**DIRECTIONS FOR THIS TASK:** Locate the word "kind" in the material, then show every line that holds it.

**A run of records:**
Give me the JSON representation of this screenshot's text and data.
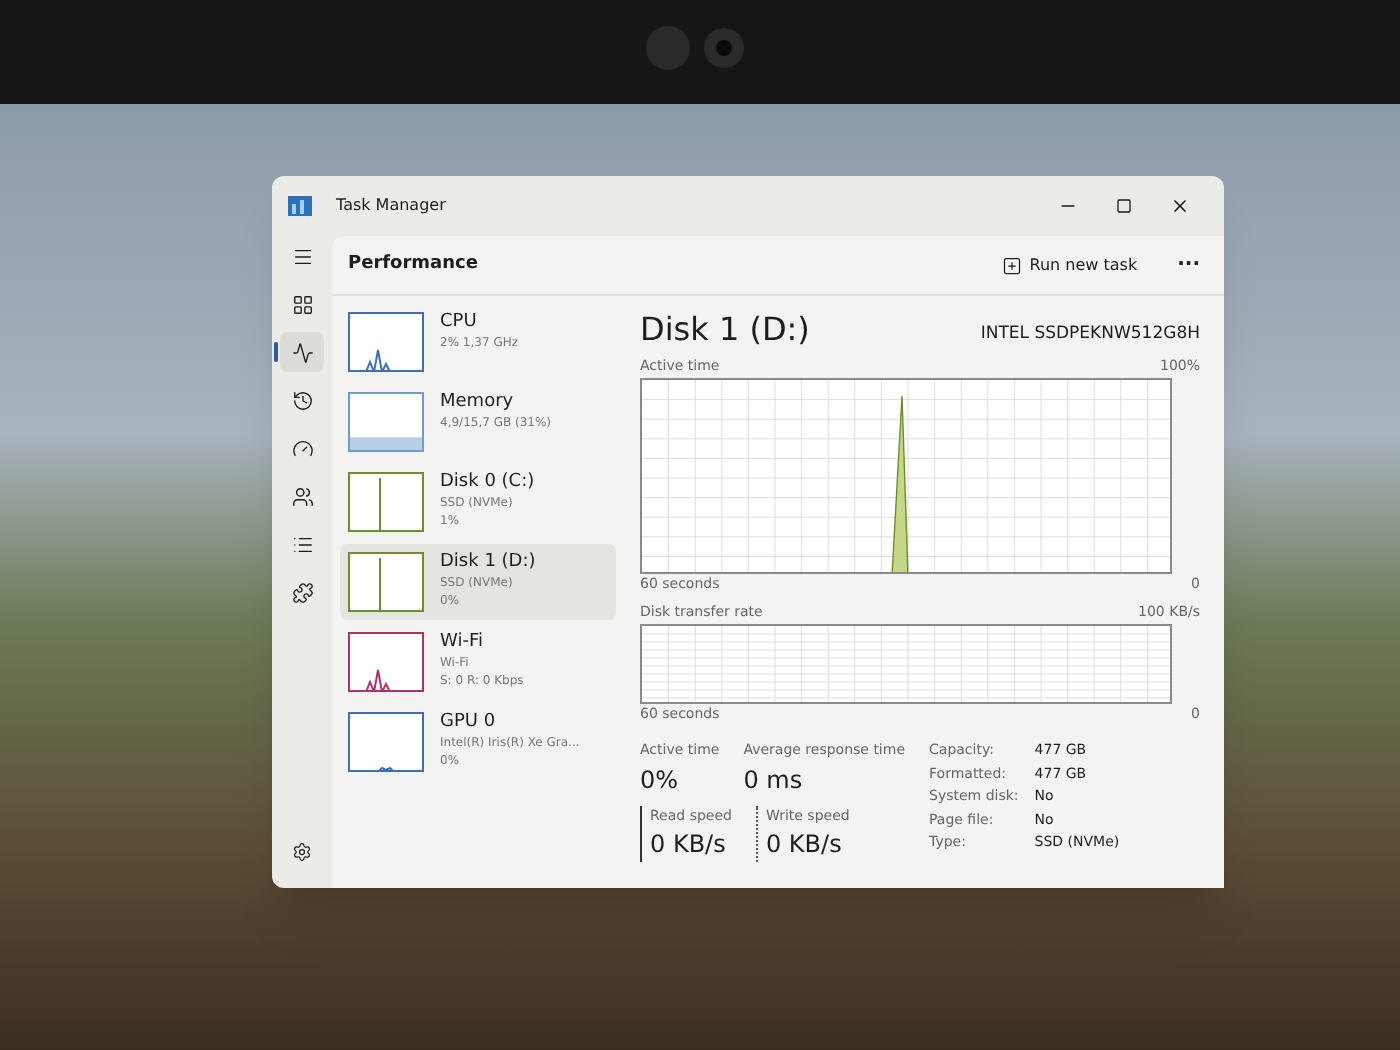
{
  "window": {
    "title": "Task Manager"
  },
  "nav": [
    {
      "selected": false
    },
    {
      "selected": false
    },
    {
      "selected": true
    },
    {
      "selected": false
    },
    {
      "selected": false
    },
    {
      "selected": false
    },
    {
      "selected": false
    },
    {
      "selected": false
    }
  ],
  "header": {
    "title": "Performance",
    "run_task": "Run new task",
    "more": "···"
  },
  "resources": [
    {
      "name": "CPU",
      "lines": [
        "2% 1,37 GHz"
      ],
      "kind": "spike",
      "color": "#3b6fb6",
      "selected": false
    },
    {
      "name": "Memory",
      "lines": [
        "4,9/15,7 GB (31%)"
      ],
      "kind": "fill",
      "level": 0.31,
      "color": "#6e9ccf",
      "selected": false
    },
    {
      "name": "Disk 0 (C:)",
      "lines": [
        "SSD (NVMe)",
        "1%"
      ],
      "kind": "line",
      "color": "#6b8f2a",
      "selected": false
    },
    {
      "name": "Disk 1 (D:)",
      "lines": [
        "SSD (NVMe)",
        "0%"
      ],
      "kind": "line",
      "color": "#6b8f2a",
      "selected": true
    },
    {
      "name": "Wi-Fi",
      "lines": [
        "Wi-Fi",
        "S: 0 R: 0 Kbps"
      ],
      "kind": "spike",
      "color": "#b0306a",
      "selected": false
    },
    {
      "name": "GPU 0",
      "lines": [
        "Intel(R) Iris(R) Xe Gra...",
        "0%"
      ],
      "kind": "low",
      "color": "#3b6fb6",
      "selected": false
    }
  ],
  "detail": {
    "title": "Disk 1 (D:)",
    "model": "INTEL SSDPEKNW512G8H",
    "graphs": [
      {
        "label": "Active time",
        "max": "100%",
        "span": "60 seconds",
        "min": "0",
        "kind": "spike"
      },
      {
        "label": "Disk transfer rate",
        "max": "100 KB/s",
        "span": "60 seconds",
        "min": "0",
        "kind": "flat"
      }
    ],
    "stats": [
      {
        "label": "Active time",
        "value": "0%"
      },
      {
        "label": "Average response time",
        "value": "0 ms"
      }
    ],
    "speeds": [
      {
        "label": "Read speed",
        "value": "0 KB/s",
        "kind": "solid"
      },
      {
        "label": "Write speed",
        "value": "0 KB/s",
        "kind": "dotted"
      }
    ],
    "properties": [
      {
        "label": "Capacity:",
        "value": "477 GB"
      },
      {
        "label": "Formatted:",
        "value": "477 GB"
      },
      {
        "label": "System disk:",
        "value": "No"
      },
      {
        "label": "Page file:",
        "value": "No"
      },
      {
        "label": "Type:",
        "value": "SSD (NVMe)"
      }
    ]
  }
}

**COMPLETED EXERCISE:**
      "kind": "spike",
      "kind": "fill",
      "kind": "line",
      "kind": "line",
      "kind": "spike",
      "kind": "low",
        "kind": "spike"
        "kind": "flat"
        "kind": "solid"
        "kind": "dotted"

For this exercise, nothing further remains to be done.